***** Provided information *****

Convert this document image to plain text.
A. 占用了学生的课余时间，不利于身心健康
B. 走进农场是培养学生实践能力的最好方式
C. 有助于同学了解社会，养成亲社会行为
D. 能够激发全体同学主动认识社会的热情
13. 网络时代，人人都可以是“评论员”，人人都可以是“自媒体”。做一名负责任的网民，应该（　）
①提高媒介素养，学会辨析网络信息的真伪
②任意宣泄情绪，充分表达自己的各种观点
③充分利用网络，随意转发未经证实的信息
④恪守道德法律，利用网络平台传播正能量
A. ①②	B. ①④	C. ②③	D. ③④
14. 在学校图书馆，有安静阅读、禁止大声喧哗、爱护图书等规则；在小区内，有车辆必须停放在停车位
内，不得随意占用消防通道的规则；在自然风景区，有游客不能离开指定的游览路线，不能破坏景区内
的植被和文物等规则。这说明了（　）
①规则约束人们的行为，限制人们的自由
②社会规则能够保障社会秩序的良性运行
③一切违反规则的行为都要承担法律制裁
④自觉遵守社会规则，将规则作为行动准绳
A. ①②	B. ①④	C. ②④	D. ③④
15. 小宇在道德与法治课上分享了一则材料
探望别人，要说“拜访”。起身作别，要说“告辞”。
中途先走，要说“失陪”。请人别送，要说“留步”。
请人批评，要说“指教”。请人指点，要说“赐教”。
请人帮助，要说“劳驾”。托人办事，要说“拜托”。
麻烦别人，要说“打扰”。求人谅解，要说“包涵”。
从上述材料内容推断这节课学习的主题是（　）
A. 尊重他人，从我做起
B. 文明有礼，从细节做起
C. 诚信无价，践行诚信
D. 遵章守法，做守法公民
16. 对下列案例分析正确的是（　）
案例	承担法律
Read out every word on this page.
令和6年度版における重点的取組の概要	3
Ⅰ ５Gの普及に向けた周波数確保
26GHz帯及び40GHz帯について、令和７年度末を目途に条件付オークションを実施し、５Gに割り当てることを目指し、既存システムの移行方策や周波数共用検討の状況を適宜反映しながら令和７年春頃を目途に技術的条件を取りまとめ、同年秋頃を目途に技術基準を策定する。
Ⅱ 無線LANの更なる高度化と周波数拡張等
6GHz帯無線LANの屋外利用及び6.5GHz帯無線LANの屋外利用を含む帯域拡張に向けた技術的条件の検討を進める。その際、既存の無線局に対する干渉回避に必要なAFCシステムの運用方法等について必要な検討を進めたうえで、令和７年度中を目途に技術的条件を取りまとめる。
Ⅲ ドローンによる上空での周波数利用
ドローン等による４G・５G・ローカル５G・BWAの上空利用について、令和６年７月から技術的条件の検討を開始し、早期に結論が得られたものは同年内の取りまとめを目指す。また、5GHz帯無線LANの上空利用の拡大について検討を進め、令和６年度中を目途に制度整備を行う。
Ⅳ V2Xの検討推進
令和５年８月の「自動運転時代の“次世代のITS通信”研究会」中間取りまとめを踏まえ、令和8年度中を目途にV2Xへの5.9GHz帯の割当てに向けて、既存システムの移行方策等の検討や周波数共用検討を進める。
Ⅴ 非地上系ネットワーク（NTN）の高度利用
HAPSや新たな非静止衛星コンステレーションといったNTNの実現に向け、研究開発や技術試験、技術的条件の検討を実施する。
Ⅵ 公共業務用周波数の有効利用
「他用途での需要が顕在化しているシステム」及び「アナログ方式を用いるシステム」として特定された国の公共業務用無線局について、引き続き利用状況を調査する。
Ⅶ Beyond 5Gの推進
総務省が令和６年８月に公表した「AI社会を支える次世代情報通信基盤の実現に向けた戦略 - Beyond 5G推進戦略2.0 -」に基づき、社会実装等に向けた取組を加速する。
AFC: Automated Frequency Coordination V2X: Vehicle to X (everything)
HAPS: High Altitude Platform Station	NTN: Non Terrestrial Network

*****

→ The problem
Retype the records in full. Keep every line identical to the original.

→ Solution to this problem
Convert this document image to plain text.
A. 占用了学生的课余时间，不利于身心健康
B. 走进农场是培养学生实践能力的最好方式
C. 有助于同学了解社会，养成亲社会行为
D. 能够激发全体同学主动认识社会的热情
13. 网络时代，人人都可以是“评论员”，人人都可以是“自媒体”。做一名负责任的网民，应该（　）
①提高媒介素养，学会辨析网络信息的真伪
②任意宣泄情绪，充分表达自己的各种观点
③充分利用网络，随意转发未经证实的信息
④恪守道德法律，利用网络平台传播正能量
A. ①②	B. ①④	C. ②③	D. ③④
14. 在学校图书馆，有安静阅读、禁止大声喧哗、爱护图书等规则；在小区内，有车辆必须停放在停车位
内，不得随意占用消防通道的规则；在自然风景区，有游客不能离开指定的游览路线，不能破坏景区内
的植被和文物等规则。这说明了（　）
①规则约束人们的行为，限制人们的自由
②社会规则能够保障社会秩序的良性运行
③一切违反规则的行为都要承担法律制裁
④自觉遵守社会规则，将规则作为行动准绳
A. ①②	B. ①④	C. ②④	D. ③④
15. 小宇在道德与法治课上分享了一则材料
探望别人，要说“拜访”。起身作别，要说“告辞”。
中途先走，要说“失陪”。请人别送，要说“留步”。
请人批评，要说“指教”。请人指点，要说“赐教”。
请人帮助，要说“劳驾”。托人办事，要说“拜托”。
麻烦别人，要说“打扰”。求人谅解，要说“包涵”。
从上述材料内容推断这节课学习的主题是（　）
A. 尊重他人，从我做起
B. 文明有礼，从细节做起
C. 诚信无价，践行诚信
D. 遵章守法，做守法公民
16. 对下列案例分析正确的是（　）
案例	承担法律
Read out every word on this page.
令和6年度版における重点的取組の概要	3
Ⅰ ５Gの普及に向けた周波数確保
26GHz帯及び40GHz帯について、令和７年度末を目途に条件付オークションを実施し、５Gに割り当てることを目指し、既存システムの移行方策や周波数共用検討の状況を適宜反映しながら令和７年春頃を目途に技術的条件を取りまとめ、同年秋頃を目途に技術基準を策定する。
Ⅱ 無線LANの更なる高度化と周波数拡張等
6GHz帯無線LANの屋外利用及び6.5GHz帯無線LANの屋外利用を含む帯域拡張に向けた技術的条件の検討を進める。その際、既存の無線局に対する干渉回避に必要なAFCシステムの運用方法等について必要な検討を進めたうえで、令和７年度中を目途に技術的条件を取りまとめる。
Ⅲ ドローンによる上空での周波数利用
ドローン等による４G・５G・ローカル５G・BWAの上空利用について、令和６年７月から技術的条件の検討を開始し、早期に結論が得られたものは同年内の取りまとめを目指す。また、5GHz帯無線LANの上空利用の拡大について検討を進め、令和６年度中を目途に制度整備を行う。
Ⅳ V2Xの検討推進
令和５年８月の「自動運転時代の“次世代のITS通信”研究会」中間取りまとめを踏まえ、令和8年度中を目途にV2Xへの5.9GHz帯の割当てに向けて、既存システムの移行方策等の検討や周波数共用検討を進める。
Ⅴ 非地上系ネットワーク（NTN）の高度利用
HAPSや新たな非静止衛星コンステレーションといったNTNの実現に向け、研究開発や技術試験、技術的条件の検討を実施する。
Ⅵ 公共業務用周波数の有効利用
「他用途での需要が顕在化しているシステム」及び「アナログ方式を用いるシステム」として特定された国の公共業務用無線局について、引き続き利用状況を調査する。
Ⅶ Beyond 5Gの推進
総務省が令和６年８月に公表した「AI社会を支える次世代情報通信基盤の実現に向けた戦略 - Beyond 5G推進戦略2.0 -」に基づき、社会実装等に向けた取組を加速する。
AFC: Automated Frequency Coordination V2X: Vehicle to X (everything)
HAPS: High Altitude Platform Station	NTN: Non Terrestrial Network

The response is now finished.